Huit polluants évalués

En utilisant les données d’un modèle de l’Institut national de l'environnement industriel et des risques (Ineris), l’équipe a pu reconstituer l’exposition aux huit polluants atmosphériques sur une période de 20 ans (de 1990 et 2011), à partir du lieu de résidence de chacune des femmes des deux groupes.

Après un ajustement sur les facteurs de risque individuels de cancer du sein, l’analyse montre que le risque de cancer du sein est corrélé au niveau de benzo[a]pyrène présent dans l’atmosphère. Pour chaque hausse d’un quartile du taux cumulé d’exposition (1,42 ng/m3), le risque global de cancer du sein augmente de 15% (OR=1,15, IC à 95%, [1.04-1.27]).

Ce risque est apparu plus important chez les femmes qui ont vécu une transition ménopausique pendant la période de suivi. Le risque de cancer du sein est alors augmenté de 20% pour chaque hausse de quartile (OR= 1,20, IC à 95%, [1,03-1,40]). L’étude montre également une variation du risque selon le type de cancer, avec un risque accru de cancer du sein hormono-dépendants ER+ et PR+.

« Notre étude suggère que l’exposition atmosphérique au BaP est un facteur de risque de cancer du sein, en particulier les cancers du sein hormono-dépendants », estime Amina Amadou. Il s’agit de la première étude sur le sujet. « De manière générale, elle renforce un corpus de preuves indiquant que la pollution de l’air peut être un facteur de risque pour le cancer du sein chez la femme. »

D’autres travaux en cours

L’analyse des données a également montré une association significative entre le risque de cancer du sein et l’exposition au polychlorobiphényle 153(PCB), un autre perturbateur endocrinien, interdit depuis les années 1980. Le risque est également accru pendant la transition ménopausique. Les résultats n’ont pas encore été publiés. Concernant les autres polluants, les analyses sont toujours en cours.

Le Pr Béatrice Fervers (Département prévention cancer et environnement, Centre Léon Bérard, Lyon) a toutefois précisé, lors de la conférence de presse, que l’équipe a observé également une corrélation entre l’augmentation du cancer du sein et une exposition au dioxyde d’azote (NO2) et aux particules fines PM2,5 et PM10.

Votre consigne - Pourriez-vous poursuivre l'article sur la pollution de l'air et le cancer du sein à partir de sa dernière phrase ? Ces données proviennent d'une autre source.

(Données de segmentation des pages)

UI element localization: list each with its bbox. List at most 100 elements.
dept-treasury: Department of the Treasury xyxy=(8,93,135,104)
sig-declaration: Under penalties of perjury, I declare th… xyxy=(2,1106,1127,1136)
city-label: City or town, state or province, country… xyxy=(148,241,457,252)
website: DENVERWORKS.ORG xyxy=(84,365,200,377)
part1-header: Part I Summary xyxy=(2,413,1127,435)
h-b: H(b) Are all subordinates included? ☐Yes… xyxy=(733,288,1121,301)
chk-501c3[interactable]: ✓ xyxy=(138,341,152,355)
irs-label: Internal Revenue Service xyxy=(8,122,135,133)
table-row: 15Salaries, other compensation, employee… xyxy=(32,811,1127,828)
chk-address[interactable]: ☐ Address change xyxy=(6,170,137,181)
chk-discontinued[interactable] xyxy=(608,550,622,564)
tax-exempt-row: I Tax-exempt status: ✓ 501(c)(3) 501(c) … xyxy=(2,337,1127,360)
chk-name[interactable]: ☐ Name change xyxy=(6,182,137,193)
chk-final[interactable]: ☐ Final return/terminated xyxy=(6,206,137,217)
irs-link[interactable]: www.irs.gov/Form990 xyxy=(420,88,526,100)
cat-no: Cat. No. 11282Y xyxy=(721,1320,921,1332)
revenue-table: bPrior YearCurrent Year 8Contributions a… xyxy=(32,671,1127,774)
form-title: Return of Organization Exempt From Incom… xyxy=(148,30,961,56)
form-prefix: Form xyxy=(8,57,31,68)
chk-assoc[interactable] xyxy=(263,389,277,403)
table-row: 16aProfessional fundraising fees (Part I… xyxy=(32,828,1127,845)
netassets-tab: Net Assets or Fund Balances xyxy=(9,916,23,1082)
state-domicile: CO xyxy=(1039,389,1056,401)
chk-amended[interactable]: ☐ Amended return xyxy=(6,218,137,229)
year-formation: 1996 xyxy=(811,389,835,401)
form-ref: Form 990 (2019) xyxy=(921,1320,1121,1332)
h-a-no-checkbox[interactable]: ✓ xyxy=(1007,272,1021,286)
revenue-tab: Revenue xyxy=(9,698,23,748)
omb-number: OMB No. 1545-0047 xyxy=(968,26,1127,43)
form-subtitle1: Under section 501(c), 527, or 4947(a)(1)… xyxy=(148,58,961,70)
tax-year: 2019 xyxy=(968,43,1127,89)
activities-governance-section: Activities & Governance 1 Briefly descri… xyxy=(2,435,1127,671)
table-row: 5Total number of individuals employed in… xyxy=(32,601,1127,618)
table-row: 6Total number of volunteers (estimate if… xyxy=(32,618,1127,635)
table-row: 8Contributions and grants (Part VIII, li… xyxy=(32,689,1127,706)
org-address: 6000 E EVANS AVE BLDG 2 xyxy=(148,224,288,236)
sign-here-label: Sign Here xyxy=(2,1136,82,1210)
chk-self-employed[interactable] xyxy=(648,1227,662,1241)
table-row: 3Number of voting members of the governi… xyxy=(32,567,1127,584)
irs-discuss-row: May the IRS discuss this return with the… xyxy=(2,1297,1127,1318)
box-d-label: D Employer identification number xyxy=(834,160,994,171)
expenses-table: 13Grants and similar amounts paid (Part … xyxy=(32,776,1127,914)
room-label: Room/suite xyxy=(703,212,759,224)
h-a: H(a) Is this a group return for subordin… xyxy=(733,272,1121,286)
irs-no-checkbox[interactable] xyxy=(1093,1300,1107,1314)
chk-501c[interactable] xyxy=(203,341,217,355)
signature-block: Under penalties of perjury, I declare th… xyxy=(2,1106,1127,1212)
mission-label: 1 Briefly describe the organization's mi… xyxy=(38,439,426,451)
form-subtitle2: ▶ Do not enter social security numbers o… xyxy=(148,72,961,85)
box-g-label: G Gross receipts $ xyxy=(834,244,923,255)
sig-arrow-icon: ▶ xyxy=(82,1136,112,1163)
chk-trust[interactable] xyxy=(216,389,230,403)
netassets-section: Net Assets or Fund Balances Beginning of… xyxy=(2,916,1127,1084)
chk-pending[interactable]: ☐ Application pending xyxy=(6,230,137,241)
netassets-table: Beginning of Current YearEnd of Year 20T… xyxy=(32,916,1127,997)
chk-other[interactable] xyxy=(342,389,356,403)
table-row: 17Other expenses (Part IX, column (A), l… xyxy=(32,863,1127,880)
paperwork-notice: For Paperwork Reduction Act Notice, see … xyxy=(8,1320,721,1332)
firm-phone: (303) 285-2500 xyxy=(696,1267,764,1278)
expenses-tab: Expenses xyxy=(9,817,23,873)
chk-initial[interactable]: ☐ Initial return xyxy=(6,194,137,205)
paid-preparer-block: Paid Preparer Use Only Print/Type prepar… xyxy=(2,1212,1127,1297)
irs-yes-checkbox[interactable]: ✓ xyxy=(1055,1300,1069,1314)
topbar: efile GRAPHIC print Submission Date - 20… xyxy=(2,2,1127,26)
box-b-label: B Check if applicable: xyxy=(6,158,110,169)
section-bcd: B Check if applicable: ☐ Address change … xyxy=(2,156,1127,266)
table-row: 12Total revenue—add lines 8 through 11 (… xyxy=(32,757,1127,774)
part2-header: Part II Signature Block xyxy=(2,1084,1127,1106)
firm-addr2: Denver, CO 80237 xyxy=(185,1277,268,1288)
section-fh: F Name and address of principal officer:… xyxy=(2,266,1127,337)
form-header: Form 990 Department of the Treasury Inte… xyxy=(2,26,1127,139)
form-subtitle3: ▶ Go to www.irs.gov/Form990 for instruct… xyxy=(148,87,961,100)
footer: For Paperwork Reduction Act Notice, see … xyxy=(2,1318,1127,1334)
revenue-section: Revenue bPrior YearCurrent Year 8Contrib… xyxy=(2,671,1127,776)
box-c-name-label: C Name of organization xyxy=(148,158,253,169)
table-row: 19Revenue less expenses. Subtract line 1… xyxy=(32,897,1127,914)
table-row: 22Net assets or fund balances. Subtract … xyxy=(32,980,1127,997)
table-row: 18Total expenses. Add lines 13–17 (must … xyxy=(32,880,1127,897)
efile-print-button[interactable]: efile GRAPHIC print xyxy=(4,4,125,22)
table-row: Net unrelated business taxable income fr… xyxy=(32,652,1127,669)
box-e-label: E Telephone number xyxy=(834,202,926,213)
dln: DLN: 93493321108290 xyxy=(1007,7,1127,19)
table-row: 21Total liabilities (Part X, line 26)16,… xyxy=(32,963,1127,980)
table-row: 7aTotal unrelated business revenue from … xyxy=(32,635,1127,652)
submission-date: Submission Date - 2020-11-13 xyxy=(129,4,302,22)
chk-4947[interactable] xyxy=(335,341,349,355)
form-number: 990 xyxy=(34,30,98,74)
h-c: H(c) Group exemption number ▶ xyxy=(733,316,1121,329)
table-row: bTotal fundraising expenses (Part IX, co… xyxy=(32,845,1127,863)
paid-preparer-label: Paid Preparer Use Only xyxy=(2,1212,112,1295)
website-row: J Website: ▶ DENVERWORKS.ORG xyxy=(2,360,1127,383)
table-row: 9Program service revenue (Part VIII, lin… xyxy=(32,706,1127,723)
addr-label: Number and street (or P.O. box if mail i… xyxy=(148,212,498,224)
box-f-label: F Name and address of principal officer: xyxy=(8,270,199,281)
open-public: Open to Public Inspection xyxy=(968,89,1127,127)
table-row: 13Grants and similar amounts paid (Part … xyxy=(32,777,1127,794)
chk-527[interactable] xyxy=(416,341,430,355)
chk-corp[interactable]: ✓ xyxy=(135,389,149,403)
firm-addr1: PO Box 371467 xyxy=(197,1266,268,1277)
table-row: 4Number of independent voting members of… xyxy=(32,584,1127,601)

Réponse rédigée -
Concernant le cadmium et les dioxines, l’exposition à ces polluants atmosphériques de manière isolée n’est pas associée à un sur-risque de cancer du sein. « On trouve toutefois une augmentation significative lorsque l’analyse prend en compte une interaction entre ces polluants », a indiqué la cancérologue.

Alors que l‘étude XENAIR s’intéresse à l’impact de l’exposition aux polluants atmosphériques sur le lieu de résidence, d’autres travaux sont actuellement menés au centre Léon Bérard de Lyon pour évaluer les répercussions à long terme de cette pollution au cours des trajets des femmes entre le domicile et le lieu de travail, selon le mode de transport utilisé (études QHR et APOPCO).

Le centre précise qu’un questionnaire a été spécialement mis en place afin de recueillir toutes les adresses résidentielles, mais aussi scolaires et professionnelles au cours de la vie des sujets, ainsi que des données sur les trajets entre le domicile, l’école et le lieu de travail.

Pollution atmosphérique et pesticides à l’étude

Créé en 2009, le département « Prévention cancer environnement » du Centre Léon Bérard a pour objectif d’étudier les facteurs environnementaux, professionnels et nutritionnels en lien avec certains cancers.

En plus d’évaluer l’impact de la pollution de l’air, l’unité de recherche travaille sur les liens entre exposition aux pesticides et cancer. Les chercheurs s’intéressent notamment à l’évolution du risque de cancer des testicules en utilisant des photos aériennes pour reconstituer les expositions aux pesticides pendant la vie entière (essais TESTIS et GOURAMIC).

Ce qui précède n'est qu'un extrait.